● **THE PROBLEM**
Pick out every line in the data below that holds "Traceability".

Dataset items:

◇ ◇ ◇ ◇ ◇

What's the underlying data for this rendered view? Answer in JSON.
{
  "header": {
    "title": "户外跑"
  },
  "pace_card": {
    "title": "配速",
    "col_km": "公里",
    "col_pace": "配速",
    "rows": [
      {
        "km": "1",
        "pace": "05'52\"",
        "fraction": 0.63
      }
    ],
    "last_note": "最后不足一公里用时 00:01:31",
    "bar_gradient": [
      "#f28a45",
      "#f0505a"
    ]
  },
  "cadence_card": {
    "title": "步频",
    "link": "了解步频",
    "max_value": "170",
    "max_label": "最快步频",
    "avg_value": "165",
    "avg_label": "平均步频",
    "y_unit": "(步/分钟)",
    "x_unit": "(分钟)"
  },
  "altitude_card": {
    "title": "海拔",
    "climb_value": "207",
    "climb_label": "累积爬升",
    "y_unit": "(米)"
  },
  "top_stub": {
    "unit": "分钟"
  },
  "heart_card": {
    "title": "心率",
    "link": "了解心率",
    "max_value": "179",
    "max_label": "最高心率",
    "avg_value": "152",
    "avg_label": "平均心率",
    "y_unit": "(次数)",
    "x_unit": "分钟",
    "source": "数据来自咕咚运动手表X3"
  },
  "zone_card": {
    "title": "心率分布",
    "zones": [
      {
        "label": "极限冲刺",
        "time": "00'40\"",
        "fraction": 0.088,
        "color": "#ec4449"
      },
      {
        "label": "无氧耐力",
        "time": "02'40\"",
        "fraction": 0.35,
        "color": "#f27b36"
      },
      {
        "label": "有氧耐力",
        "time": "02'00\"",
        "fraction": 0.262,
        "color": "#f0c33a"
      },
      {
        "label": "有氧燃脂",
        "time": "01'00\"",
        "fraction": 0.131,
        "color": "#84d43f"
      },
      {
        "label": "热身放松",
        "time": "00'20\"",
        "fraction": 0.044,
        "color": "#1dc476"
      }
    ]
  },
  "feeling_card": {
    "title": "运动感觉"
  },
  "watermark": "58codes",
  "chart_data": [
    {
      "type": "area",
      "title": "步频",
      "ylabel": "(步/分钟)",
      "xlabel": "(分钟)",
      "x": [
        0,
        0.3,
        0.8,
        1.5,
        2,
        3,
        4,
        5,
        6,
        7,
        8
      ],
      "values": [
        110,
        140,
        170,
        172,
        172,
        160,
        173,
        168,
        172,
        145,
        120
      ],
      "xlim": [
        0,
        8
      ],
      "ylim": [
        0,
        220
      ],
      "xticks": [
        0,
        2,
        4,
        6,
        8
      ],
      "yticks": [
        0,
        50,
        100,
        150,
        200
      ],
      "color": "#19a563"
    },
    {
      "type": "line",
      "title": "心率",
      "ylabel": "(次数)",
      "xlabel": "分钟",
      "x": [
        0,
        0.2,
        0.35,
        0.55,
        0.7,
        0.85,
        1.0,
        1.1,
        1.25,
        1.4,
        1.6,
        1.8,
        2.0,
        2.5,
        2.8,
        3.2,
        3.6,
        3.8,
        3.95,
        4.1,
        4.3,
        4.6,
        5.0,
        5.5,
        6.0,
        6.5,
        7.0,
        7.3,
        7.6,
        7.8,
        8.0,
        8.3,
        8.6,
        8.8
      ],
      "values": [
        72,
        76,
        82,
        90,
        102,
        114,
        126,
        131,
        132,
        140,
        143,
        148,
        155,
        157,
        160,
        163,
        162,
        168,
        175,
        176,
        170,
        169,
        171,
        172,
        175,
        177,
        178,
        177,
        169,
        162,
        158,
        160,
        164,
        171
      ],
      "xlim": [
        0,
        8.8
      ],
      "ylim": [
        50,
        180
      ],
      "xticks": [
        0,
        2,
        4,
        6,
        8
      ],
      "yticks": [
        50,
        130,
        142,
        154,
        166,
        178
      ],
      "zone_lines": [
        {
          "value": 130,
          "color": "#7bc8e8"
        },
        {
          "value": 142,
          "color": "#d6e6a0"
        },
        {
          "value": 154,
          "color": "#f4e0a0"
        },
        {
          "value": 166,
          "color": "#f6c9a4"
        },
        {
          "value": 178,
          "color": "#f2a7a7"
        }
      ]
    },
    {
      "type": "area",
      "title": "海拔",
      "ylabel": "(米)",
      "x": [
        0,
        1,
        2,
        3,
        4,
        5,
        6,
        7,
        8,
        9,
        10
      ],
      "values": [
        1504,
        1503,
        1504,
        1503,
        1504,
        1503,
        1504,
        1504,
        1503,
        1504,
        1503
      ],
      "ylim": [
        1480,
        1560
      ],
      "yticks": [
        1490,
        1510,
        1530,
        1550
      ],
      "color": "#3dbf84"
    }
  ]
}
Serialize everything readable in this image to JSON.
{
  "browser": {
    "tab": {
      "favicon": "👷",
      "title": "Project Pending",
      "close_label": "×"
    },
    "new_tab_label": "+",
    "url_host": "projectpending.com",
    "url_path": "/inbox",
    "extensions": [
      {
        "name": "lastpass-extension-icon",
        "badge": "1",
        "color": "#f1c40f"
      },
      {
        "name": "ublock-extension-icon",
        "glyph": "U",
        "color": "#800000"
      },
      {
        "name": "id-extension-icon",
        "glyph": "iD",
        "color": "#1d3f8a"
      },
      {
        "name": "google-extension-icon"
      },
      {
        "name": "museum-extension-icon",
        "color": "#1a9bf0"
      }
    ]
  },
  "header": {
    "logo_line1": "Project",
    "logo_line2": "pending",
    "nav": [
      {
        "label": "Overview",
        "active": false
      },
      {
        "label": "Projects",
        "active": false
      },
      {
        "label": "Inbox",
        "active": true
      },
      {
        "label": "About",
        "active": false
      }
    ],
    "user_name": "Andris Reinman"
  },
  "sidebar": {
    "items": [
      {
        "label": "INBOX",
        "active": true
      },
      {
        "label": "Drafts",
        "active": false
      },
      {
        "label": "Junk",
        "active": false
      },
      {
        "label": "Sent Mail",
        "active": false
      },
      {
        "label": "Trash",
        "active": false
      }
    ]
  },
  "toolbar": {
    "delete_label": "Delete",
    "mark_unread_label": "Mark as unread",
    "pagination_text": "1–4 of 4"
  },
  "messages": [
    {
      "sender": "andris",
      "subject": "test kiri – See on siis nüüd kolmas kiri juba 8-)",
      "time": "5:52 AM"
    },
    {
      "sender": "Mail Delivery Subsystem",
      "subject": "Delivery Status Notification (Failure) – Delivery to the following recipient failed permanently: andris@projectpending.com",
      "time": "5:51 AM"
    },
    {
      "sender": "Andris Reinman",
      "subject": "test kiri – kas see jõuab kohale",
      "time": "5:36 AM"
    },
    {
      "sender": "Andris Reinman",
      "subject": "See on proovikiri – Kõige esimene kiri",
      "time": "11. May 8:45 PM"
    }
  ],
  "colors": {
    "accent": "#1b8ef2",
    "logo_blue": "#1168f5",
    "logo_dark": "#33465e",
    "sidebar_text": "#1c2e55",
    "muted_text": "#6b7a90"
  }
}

◇ ◇ ◇ ◇ ◇

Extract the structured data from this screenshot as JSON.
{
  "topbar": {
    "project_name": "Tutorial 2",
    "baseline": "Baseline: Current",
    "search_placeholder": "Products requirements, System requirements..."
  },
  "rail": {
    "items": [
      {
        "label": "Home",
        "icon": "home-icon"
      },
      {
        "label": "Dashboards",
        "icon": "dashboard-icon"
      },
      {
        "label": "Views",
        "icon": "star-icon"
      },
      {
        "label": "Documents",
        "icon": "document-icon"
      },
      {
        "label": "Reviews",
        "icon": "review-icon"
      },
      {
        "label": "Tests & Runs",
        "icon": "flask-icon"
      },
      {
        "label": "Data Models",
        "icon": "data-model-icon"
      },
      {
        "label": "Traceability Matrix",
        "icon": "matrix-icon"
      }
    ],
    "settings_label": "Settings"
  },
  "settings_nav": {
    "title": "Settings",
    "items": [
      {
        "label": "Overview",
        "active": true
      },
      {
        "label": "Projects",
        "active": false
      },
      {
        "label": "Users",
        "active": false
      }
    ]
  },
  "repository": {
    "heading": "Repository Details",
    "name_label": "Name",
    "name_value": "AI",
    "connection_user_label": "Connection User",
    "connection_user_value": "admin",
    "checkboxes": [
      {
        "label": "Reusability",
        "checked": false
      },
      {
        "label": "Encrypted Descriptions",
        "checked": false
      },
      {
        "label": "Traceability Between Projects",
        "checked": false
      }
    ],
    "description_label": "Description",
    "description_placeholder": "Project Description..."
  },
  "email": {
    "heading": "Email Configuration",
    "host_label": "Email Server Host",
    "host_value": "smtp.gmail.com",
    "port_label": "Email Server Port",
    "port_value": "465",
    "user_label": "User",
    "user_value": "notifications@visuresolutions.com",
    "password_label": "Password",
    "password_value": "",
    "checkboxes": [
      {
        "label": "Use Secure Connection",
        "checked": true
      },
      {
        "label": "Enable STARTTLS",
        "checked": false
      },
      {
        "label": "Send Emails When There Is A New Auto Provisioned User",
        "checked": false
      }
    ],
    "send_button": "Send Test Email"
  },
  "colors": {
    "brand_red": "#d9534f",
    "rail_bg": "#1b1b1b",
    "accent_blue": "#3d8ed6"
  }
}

◇ ◇ ◇ ◇ ◇

● **ANSWER**
        "label": "Traceability Matrix",
        "label": "Traceability Between Projects",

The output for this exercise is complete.